Written problem: For every line in the records that has the word "JSON", make a copy.
-- START OF Records for this exercise --
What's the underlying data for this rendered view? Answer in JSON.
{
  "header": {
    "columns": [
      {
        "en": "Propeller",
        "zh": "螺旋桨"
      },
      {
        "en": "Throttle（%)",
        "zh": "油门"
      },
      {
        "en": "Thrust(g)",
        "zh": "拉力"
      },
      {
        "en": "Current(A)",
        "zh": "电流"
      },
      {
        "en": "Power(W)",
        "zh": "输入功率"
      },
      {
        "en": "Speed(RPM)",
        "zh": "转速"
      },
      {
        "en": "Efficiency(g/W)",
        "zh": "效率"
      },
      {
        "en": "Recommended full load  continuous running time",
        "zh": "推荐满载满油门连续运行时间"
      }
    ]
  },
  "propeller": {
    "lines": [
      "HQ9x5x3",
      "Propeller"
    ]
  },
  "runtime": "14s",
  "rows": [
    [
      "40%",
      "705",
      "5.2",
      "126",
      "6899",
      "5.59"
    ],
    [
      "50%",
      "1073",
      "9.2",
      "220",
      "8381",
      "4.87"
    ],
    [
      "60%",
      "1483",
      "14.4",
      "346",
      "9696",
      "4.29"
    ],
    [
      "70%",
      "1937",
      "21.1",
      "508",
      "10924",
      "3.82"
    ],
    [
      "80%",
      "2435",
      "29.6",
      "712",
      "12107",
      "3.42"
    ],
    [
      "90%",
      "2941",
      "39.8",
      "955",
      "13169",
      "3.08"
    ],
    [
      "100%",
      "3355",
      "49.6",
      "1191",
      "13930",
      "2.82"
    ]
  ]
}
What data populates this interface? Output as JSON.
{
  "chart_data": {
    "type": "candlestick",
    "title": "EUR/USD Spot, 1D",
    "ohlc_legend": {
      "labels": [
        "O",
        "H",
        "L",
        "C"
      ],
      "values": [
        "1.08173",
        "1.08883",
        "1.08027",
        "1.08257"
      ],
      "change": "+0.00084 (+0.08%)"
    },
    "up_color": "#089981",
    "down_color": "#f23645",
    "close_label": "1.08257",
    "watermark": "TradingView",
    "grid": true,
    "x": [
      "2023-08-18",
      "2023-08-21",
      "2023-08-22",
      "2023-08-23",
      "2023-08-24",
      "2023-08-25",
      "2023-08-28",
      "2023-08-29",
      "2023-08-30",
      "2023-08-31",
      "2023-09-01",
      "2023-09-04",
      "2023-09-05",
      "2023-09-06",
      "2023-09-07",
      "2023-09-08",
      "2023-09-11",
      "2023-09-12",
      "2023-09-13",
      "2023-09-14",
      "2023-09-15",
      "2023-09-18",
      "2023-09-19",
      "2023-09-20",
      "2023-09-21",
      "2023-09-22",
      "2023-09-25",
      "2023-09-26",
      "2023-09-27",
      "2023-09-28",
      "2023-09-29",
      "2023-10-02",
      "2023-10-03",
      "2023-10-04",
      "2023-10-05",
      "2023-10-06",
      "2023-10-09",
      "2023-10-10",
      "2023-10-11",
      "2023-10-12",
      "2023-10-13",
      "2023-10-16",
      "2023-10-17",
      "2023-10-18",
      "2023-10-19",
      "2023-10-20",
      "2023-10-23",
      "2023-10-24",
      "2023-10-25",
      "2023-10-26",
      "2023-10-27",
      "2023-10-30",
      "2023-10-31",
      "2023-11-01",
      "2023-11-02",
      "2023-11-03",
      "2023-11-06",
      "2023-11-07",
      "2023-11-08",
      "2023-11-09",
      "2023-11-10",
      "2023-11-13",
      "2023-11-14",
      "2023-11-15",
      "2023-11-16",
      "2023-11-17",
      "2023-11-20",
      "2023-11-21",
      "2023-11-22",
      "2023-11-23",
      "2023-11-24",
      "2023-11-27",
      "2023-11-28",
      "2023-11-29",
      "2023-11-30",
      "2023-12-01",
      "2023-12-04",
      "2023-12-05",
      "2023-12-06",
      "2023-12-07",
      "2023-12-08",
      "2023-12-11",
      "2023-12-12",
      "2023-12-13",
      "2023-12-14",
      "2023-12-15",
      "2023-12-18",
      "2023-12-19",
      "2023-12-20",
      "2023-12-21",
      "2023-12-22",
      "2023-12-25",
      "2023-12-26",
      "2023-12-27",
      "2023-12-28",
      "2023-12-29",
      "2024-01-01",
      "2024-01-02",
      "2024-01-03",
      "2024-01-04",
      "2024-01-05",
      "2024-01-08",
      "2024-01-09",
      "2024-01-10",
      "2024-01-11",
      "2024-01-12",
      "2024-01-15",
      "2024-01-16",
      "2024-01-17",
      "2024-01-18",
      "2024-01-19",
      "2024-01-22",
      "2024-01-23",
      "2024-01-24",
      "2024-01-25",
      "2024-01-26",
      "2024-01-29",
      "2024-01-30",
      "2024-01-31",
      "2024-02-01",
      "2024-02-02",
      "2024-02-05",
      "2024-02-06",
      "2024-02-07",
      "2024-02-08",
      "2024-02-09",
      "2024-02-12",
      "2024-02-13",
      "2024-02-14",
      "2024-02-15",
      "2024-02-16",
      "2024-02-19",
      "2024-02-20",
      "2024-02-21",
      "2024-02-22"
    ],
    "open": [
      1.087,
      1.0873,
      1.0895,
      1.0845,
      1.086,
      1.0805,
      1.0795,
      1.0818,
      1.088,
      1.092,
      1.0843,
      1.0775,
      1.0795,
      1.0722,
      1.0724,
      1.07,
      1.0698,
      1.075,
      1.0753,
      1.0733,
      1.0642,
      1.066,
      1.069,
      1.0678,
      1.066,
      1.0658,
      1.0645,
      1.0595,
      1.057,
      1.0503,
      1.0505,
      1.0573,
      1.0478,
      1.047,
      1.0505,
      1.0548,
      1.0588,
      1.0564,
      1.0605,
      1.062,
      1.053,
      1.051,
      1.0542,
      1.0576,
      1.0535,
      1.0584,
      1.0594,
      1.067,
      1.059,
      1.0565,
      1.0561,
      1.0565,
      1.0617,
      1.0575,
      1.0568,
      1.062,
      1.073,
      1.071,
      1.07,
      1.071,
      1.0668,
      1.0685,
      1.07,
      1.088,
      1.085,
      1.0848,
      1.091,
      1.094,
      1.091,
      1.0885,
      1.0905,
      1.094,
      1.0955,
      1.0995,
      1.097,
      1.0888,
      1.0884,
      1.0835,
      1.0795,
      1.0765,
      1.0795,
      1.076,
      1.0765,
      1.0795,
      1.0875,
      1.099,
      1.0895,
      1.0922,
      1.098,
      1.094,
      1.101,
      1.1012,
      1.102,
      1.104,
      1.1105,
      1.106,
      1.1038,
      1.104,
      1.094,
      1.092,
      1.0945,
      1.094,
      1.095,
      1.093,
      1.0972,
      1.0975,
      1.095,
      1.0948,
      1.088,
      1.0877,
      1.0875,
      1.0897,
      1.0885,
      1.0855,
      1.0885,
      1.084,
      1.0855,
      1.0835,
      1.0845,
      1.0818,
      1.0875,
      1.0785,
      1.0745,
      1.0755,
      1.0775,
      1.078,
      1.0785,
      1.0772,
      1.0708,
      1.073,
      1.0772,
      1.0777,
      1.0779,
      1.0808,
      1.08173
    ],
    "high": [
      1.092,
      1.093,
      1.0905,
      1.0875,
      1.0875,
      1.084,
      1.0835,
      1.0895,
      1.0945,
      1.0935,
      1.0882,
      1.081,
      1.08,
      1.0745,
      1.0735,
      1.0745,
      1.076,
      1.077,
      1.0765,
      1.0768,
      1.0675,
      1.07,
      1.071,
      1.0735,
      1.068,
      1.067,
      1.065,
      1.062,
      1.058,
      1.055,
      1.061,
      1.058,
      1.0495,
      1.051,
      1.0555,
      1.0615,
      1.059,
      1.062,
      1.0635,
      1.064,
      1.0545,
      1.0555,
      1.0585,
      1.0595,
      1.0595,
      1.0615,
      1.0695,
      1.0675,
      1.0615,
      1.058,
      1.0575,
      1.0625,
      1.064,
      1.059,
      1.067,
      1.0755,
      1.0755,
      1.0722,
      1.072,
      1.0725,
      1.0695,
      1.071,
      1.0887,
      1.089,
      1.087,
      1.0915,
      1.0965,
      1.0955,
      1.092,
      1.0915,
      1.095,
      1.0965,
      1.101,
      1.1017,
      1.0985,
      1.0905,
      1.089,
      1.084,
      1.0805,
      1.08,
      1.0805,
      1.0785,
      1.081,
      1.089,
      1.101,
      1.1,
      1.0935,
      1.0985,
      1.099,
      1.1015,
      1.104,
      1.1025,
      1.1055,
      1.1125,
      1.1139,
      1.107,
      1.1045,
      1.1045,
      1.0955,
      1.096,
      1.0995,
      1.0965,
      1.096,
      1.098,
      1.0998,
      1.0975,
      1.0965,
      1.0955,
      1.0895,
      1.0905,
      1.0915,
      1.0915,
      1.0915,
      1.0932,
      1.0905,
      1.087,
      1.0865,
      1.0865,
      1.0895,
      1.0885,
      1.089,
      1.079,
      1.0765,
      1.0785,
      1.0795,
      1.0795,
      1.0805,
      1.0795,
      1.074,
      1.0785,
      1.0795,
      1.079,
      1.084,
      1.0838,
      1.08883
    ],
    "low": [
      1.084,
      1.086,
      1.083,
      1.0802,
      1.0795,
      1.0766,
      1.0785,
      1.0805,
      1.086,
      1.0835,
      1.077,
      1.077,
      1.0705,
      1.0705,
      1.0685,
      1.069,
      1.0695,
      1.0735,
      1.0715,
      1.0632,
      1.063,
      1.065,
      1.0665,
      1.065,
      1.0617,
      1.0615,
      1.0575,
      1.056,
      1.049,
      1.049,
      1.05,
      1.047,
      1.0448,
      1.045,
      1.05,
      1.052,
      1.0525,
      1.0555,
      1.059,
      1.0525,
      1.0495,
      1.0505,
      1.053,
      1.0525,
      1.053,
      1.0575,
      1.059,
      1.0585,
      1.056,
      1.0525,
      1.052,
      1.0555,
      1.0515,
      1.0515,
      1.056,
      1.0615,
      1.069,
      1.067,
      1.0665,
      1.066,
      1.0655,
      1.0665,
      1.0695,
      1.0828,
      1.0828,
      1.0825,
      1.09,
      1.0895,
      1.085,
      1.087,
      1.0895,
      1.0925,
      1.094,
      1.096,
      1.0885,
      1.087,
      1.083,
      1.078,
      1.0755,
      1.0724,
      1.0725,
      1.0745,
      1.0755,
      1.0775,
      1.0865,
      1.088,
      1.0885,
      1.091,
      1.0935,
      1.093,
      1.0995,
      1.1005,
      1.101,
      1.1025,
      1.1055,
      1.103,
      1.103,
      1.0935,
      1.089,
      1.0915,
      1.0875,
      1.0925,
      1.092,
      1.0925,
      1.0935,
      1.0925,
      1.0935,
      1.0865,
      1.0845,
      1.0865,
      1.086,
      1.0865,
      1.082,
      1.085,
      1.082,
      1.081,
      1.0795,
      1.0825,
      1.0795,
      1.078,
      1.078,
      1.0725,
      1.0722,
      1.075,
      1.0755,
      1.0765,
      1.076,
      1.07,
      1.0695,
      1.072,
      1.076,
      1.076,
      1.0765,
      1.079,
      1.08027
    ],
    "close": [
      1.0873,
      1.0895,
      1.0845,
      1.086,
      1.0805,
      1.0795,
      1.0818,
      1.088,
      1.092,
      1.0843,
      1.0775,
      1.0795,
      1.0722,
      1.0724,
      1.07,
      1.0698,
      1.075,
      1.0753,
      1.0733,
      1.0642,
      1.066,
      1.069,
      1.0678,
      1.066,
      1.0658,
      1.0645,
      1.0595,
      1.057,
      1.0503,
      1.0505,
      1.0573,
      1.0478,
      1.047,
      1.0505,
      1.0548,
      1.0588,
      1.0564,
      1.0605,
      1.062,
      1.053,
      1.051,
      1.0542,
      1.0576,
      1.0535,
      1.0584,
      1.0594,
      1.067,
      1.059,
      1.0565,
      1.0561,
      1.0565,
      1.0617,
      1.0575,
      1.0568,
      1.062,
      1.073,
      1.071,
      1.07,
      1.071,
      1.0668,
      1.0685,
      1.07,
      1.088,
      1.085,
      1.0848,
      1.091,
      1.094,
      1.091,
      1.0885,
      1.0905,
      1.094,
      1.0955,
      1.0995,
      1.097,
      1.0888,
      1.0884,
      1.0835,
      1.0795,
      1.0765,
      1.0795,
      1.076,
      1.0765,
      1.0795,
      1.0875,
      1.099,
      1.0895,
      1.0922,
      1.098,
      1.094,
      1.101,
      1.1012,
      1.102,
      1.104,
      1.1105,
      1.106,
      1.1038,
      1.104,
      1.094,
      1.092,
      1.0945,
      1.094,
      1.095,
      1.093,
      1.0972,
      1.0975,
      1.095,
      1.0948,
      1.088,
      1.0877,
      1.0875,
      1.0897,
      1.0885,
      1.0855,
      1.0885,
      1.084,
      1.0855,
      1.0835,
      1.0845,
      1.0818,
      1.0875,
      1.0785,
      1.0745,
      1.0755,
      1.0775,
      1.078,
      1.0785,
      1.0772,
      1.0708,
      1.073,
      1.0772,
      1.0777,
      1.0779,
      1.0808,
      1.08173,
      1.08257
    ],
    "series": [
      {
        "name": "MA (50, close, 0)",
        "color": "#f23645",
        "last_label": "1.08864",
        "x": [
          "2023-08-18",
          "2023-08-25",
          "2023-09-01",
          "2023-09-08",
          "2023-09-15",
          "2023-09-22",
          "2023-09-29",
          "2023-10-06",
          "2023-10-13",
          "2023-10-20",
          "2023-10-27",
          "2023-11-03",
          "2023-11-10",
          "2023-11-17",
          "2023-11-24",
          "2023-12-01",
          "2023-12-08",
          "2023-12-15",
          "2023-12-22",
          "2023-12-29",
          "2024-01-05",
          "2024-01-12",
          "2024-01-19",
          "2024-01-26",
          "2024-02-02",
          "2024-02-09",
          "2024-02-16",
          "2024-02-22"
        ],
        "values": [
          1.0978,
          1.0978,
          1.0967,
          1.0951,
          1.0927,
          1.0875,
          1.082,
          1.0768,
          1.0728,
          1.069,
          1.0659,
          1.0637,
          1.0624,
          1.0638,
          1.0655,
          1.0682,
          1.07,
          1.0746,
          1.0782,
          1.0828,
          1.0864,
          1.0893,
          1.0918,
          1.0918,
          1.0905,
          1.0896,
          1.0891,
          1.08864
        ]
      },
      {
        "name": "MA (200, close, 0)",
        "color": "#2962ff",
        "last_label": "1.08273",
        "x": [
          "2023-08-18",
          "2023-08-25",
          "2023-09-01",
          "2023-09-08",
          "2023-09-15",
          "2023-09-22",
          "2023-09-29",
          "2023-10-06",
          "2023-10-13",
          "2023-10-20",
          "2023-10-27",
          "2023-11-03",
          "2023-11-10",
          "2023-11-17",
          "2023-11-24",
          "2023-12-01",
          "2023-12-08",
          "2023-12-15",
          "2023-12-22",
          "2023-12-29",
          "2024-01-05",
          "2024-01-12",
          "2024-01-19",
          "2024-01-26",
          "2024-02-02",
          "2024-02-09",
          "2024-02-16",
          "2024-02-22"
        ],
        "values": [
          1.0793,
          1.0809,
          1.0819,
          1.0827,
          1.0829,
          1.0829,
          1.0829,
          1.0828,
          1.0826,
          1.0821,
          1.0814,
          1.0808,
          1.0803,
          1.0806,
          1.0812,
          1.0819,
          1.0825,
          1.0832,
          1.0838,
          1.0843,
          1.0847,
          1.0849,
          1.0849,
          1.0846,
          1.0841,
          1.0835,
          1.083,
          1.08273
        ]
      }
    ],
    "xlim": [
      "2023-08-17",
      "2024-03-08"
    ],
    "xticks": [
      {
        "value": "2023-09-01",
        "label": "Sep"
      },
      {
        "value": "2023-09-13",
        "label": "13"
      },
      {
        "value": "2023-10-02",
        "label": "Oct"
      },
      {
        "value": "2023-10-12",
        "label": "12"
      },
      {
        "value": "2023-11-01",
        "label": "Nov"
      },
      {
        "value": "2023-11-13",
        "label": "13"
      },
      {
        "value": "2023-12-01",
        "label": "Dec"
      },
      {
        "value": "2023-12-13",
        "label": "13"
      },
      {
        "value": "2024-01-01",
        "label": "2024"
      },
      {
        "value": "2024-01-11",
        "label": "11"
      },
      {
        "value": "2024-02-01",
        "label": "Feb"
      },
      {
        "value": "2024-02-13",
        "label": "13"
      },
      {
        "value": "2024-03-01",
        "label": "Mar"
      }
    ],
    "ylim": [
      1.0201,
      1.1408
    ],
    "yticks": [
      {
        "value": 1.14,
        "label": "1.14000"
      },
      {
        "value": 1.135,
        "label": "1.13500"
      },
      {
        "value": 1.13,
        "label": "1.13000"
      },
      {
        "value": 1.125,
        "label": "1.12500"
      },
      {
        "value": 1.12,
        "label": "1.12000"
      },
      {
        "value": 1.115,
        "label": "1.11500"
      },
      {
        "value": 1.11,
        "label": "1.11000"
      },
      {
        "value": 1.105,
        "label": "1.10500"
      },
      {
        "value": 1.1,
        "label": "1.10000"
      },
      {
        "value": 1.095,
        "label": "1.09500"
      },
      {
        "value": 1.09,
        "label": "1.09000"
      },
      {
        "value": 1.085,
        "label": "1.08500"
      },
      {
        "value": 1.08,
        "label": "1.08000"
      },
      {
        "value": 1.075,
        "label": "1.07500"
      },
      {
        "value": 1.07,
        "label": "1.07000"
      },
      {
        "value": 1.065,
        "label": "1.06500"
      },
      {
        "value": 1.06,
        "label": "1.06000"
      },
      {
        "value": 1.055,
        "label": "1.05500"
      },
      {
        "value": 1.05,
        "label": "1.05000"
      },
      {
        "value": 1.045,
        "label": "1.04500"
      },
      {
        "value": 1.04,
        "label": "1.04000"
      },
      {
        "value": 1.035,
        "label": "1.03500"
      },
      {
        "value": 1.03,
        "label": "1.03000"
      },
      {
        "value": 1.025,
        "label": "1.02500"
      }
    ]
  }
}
-- END OF Records for this exercise --
Exercise output:
What's the underlying data for this rendered view? Answer in JSON.
What data populates this interface? Output as JSON.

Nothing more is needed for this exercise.